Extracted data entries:
((

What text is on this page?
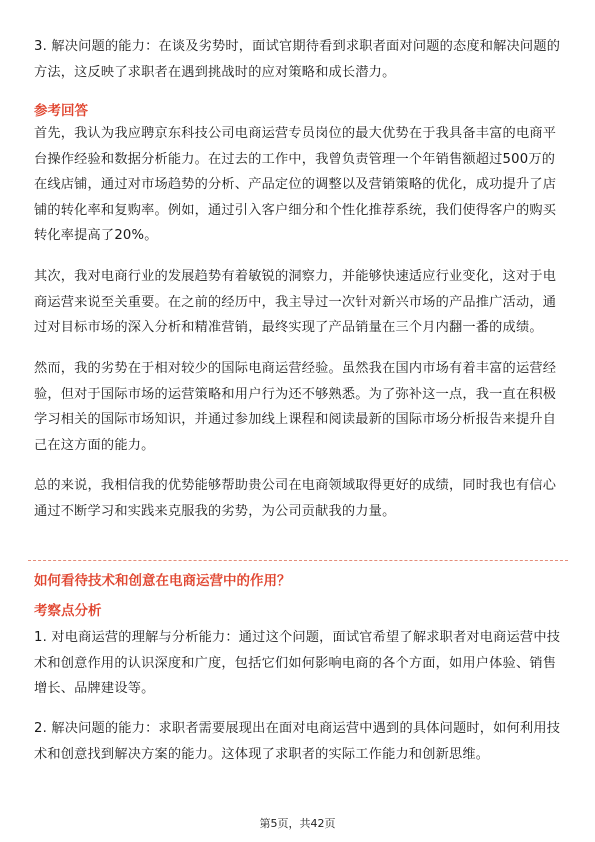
3. 解决问题的能力：在谈及劣势时，面试官期待看到求职者面对问题的态度和解决问题的方法，这反映了求职者在遇到挑战时的应对策略和成长潜力。

参考回答

首先，我认为我应聘京东科技公司电商运营专员岗位的最大优势在于我具备丰富的电商平台操作经验和数据分析能力。在过去的工作中，我曾负责管理一个年销售额超过500万的在线店铺，通过对市场趋势的分析、产品定位的调整以及营销策略的优化，成功提升了店铺的转化率和复购率。例如，通过引入客户细分和个性化推荐系统，我们使得客户的购买转化率提高了20%。

其次，我对电商行业的发展趋势有着敏锐的洞察力，并能够快速适应行业变化，这对于电商运营来说至关重要。在之前的经历中，我主导过一次针对新兴市场的产品推广活动，通过对目标市场的深入分析和精准营销，最终实现了产品销量在三个月内翻一番的成绩。

然而，我的劣势在于相对较少的国际电商运营经验。虽然我在国内市场有着丰富的运营经验，但对于国际市场的运营策略和用户行为还不够熟悉。为了弥补这一点，我一直在积极学习相关的国际市场知识，并通过参加线上课程和阅读最新的国际市场分析报告来提升自己在这方面的能力。

总的来说，我相信我的优势能够帮助贵公司在电商领域取得更好的成绩，同时我也有信心通过不断学习和实践来克服我的劣势，为公司贡献我的力量。

如何看待技术和创意在电商运营中的作用？
考察点分析

1. 对电商运营的理解与分析能力：通过这个问题，面试官希望了解求职者对电商运营中技术和创意作用的认识深度和广度，包括它们如何影响电商的各个方面，如用户体验、销售增长、品牌建设等。

2. 解决问题的能力：求职者需要展现出在面对电商运营中遇到的具体问题时，如何利用技术和创意找到解决方案的能力。这体现了求职者的实际工作能力和创新思维。

第5页，共42页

))

Instructions to follow: Output each line exactly; omit every picture.

Correct response:
What text is on this page?
3. 解决问题的能力：在谈及劣势时，面试官期待看到求职者面对问题的态度和解决问题的方法，这反映了求职者在遇到挑战时的应对策略和成长潜力。

参考回答

首先，我认为我应聘京东科技公司电商运营专员岗位的最大优势在于我具备丰富的电商平台操作经验和数据分析能力。在过去的工作中，我曾负责管理一个年销售额超过500万的在线店铺，通过对市场趋势的分析、产品定位的调整以及营销策略的优化，成功提升了店铺的转化率和复购率。例如，通过引入客户细分和个性化推荐系统，我们使得客户的购买转化率提高了20%。

其次，我对电商行业的发展趋势有着敏锐的洞察力，并能够快速适应行业变化，这对于电商运营来说至关重要。在之前的经历中，我主导过一次针对新兴市场的产品推广活动，通过对目标市场的深入分析和精准营销，最终实现了产品销量在三个月内翻一番的成绩。

然而，我的劣势在于相对较少的国际电商运营经验。虽然我在国内市场有着丰富的运营经验，但对于国际市场的运营策略和用户行为还不够熟悉。为了弥补这一点，我一直在积极学习相关的国际市场知识，并通过参加线上课程和阅读最新的国际市场分析报告来提升自己在这方面的能力。

总的来说，我相信我的优势能够帮助贵公司在电商领域取得更好的成绩，同时我也有信心通过不断学习和实践来克服我的劣势，为公司贡献我的力量。

如何看待技术和创意在电商运营中的作用？
考察点分析

1. 对电商运营的理解与分析能力：通过这个问题，面试官希望了解求职者对电商运营中技术和创意作用的认识深度和广度，包括它们如何影响电商的各个方面，如用户体验、销售增长、品牌建设等。

2. 解决问题的能力：求职者需要展现出在面对电商运营中遇到的具体问题时，如何利用技术和创意找到解决方案的能力。这体现了求职者的实际工作能力和创新思维。

第5页，共42页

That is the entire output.